:: Instructions for the task ::
Select all lines in the records that include "domain".

:: Supplied data ::

------------------------

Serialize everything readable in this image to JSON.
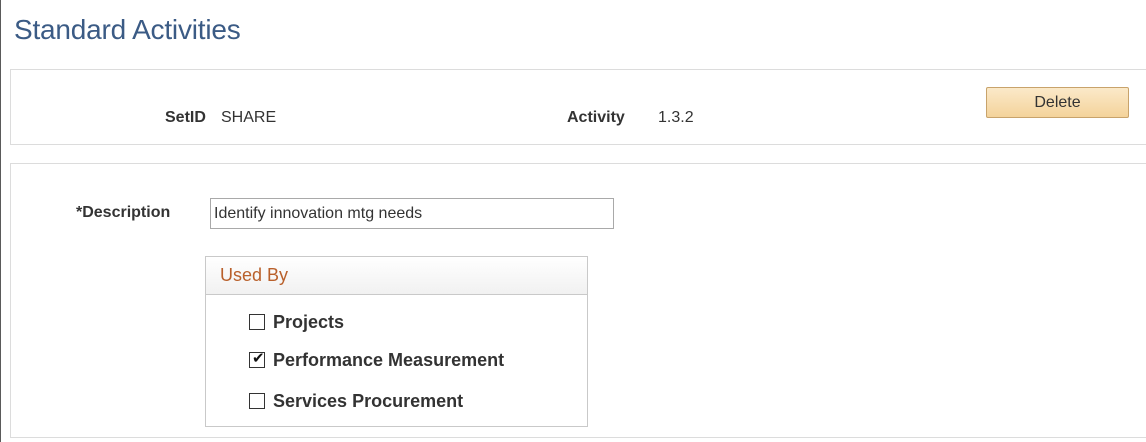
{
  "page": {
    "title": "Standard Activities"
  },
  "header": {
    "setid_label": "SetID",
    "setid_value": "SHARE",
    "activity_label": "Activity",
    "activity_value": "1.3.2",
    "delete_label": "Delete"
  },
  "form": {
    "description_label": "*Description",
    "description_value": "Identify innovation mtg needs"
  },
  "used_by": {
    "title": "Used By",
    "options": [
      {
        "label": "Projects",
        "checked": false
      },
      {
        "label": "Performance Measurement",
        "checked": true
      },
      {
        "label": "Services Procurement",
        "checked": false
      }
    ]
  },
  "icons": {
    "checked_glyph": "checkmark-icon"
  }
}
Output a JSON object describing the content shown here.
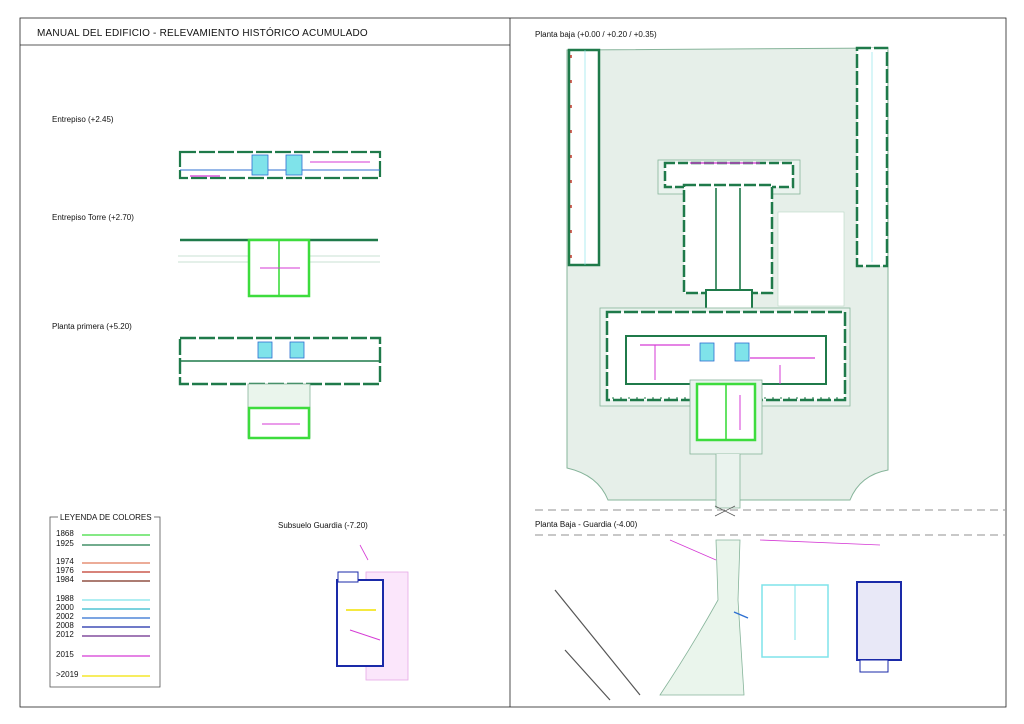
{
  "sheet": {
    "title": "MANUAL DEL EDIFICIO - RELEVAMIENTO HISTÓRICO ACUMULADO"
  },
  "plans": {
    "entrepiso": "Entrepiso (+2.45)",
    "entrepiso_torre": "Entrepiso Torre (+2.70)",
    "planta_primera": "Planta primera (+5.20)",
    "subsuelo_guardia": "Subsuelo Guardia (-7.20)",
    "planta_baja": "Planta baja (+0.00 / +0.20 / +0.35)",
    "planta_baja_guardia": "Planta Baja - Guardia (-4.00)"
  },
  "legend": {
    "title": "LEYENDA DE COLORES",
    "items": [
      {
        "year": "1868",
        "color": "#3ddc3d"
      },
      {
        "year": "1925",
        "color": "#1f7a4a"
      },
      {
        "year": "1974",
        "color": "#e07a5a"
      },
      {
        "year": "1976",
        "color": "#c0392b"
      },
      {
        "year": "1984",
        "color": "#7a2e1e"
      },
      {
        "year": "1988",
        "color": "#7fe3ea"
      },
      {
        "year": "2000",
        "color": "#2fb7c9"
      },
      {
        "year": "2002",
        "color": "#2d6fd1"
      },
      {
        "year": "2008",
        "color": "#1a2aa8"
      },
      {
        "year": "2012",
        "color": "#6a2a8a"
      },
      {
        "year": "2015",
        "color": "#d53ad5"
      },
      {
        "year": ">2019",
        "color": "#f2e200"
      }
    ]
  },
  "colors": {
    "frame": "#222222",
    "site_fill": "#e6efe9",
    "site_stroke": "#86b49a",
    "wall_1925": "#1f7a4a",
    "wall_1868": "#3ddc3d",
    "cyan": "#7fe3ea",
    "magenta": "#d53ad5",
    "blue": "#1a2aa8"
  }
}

------------------------

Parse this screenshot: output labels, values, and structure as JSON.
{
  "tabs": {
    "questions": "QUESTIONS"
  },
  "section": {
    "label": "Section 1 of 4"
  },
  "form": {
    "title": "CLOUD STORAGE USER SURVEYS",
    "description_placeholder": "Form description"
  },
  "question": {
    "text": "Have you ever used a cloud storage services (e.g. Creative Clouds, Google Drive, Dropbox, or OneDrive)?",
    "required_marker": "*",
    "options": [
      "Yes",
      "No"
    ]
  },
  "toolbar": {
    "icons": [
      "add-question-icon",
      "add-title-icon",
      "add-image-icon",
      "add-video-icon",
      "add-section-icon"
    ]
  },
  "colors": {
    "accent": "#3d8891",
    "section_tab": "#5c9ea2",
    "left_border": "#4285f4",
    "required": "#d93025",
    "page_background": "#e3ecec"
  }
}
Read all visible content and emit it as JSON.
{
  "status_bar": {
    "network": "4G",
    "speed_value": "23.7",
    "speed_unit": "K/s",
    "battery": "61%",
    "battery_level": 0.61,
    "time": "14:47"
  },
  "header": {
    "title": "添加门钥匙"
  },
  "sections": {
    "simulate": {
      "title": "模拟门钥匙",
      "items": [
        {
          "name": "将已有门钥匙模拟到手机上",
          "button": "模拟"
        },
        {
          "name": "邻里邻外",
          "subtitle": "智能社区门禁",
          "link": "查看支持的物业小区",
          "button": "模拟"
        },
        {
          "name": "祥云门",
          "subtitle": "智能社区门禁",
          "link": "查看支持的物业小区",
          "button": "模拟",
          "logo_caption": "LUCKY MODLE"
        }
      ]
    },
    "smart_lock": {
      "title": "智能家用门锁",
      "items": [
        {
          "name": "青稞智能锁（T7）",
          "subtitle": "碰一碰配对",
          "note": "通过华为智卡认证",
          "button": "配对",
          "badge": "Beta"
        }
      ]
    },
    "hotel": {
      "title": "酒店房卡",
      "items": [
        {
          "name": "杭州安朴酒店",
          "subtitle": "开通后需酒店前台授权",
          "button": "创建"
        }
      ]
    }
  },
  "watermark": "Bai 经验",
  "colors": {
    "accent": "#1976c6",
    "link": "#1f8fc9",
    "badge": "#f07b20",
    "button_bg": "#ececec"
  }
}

------------------------

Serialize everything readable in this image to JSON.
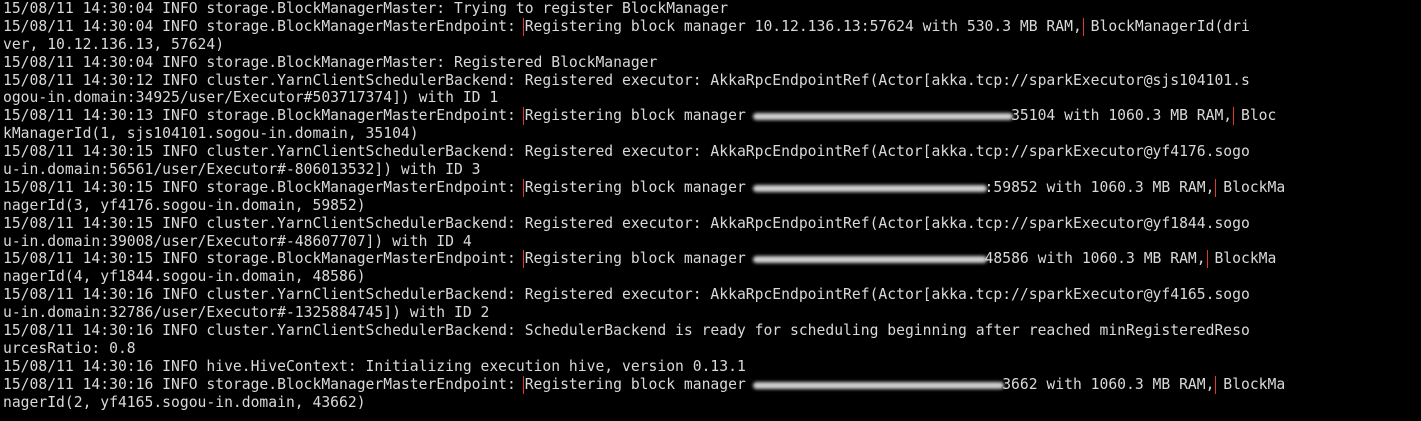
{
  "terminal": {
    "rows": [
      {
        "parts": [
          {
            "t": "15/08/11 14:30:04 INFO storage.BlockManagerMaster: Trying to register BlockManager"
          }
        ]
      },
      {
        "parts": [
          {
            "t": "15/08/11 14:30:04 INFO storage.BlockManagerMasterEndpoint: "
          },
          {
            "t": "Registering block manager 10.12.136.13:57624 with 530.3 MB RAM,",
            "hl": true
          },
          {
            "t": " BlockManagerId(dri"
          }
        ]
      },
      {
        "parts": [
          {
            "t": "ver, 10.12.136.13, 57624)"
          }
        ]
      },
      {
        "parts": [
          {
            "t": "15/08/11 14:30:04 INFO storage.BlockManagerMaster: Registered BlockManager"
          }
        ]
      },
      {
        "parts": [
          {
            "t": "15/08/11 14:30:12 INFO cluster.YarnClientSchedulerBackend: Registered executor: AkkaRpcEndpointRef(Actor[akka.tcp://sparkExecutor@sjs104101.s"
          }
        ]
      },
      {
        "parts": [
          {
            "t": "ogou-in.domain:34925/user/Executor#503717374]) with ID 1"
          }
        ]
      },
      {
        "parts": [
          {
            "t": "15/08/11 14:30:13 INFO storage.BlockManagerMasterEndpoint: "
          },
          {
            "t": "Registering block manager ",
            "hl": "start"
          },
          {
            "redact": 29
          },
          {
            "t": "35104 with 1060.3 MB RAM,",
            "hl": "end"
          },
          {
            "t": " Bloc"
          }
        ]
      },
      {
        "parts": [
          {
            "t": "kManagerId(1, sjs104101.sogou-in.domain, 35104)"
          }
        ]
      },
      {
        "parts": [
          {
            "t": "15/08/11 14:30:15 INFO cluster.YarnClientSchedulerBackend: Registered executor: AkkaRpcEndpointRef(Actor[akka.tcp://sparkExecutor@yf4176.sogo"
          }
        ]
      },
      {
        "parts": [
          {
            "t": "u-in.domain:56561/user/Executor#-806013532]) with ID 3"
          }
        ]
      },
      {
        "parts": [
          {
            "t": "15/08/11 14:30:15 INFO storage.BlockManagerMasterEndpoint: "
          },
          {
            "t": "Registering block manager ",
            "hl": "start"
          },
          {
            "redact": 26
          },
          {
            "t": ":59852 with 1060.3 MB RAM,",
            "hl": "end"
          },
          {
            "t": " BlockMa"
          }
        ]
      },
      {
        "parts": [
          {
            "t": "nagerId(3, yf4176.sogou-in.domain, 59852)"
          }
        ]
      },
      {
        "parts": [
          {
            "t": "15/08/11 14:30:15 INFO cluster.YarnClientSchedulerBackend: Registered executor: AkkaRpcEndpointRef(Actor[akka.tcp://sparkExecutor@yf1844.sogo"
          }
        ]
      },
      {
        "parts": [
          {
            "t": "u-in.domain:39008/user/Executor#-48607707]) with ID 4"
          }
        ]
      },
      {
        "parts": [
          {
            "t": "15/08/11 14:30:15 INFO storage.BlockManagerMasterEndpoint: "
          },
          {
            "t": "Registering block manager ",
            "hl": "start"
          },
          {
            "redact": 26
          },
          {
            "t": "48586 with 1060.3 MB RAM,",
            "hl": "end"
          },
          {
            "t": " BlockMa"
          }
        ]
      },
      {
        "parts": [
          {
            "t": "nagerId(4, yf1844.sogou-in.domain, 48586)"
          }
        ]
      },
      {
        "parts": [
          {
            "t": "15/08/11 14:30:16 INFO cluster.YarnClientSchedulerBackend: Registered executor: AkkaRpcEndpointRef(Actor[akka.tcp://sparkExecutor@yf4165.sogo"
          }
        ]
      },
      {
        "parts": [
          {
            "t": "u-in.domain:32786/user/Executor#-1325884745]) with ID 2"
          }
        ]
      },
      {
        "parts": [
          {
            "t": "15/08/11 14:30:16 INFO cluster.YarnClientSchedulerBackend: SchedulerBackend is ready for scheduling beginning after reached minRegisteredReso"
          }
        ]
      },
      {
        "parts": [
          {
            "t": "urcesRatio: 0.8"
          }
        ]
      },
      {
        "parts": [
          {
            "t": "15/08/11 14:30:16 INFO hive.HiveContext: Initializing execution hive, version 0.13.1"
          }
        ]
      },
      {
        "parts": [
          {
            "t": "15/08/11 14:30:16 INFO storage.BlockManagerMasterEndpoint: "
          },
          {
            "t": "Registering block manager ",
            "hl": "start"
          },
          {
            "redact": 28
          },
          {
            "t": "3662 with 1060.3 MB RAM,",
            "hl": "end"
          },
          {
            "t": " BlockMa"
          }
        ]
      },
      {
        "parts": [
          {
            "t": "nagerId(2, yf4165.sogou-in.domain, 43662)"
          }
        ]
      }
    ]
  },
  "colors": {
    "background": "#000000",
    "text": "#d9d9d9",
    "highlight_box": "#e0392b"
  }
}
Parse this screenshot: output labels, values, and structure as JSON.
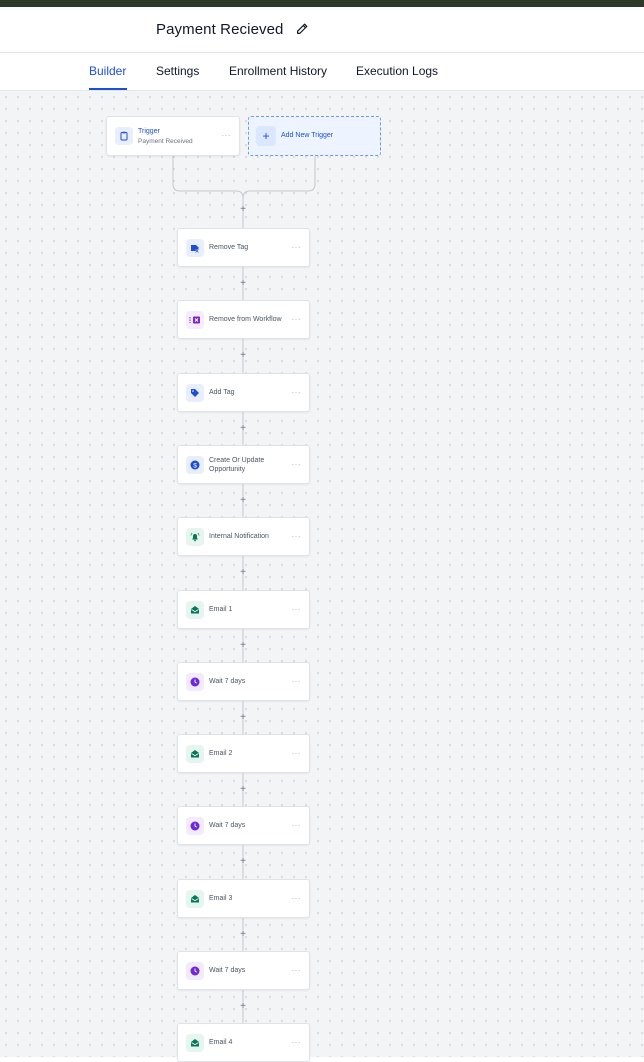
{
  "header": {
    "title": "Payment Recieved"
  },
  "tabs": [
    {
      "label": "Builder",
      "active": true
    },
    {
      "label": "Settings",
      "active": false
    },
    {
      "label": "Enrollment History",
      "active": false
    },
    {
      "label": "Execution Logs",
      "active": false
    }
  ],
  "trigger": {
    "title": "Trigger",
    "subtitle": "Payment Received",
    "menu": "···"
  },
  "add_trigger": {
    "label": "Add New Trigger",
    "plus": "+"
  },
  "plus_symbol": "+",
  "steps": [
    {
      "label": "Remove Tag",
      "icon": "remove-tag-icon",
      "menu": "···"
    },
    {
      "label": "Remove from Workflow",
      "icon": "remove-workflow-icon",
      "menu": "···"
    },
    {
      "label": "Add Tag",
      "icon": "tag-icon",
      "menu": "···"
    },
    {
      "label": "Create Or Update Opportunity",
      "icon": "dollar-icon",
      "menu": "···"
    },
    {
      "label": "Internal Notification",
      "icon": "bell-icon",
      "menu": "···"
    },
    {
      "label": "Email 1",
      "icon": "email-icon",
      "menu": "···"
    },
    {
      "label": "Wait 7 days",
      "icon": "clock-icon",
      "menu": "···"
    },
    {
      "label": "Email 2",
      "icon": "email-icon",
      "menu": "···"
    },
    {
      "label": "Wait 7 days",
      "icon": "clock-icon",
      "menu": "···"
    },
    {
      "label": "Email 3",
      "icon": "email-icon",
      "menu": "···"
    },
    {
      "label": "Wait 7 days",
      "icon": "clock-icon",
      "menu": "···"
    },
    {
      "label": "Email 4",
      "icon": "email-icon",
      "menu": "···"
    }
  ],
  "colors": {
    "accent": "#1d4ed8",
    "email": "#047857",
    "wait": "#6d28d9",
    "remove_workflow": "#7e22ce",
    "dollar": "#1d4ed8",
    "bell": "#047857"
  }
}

------------------------

:: Final result ::
            "t": "ogou-in.domain:34925/user/Executor#503717374]) with ID 1"
            "t": "kManagerId(1, sjs104101.sogou-in.domain, 35104)"
            "t": "u-in.domain:56561/user/Executor#-806013532]) with ID 3"
            "t": "nagerId(3, yf4176.sogou-in.domain, 59852)"
            "t": "u-in.domain:39008/user/Executor#-48607707]) with ID 4"
            "t": "nagerId(4, yf1844.sogou-in.domain, 48586)"
            "t": "u-in.domain:32786/user/Executor#-1325884745]) with ID 2"
            "t": "nagerId(2, yf4165.sogou-in.domain, 43662)"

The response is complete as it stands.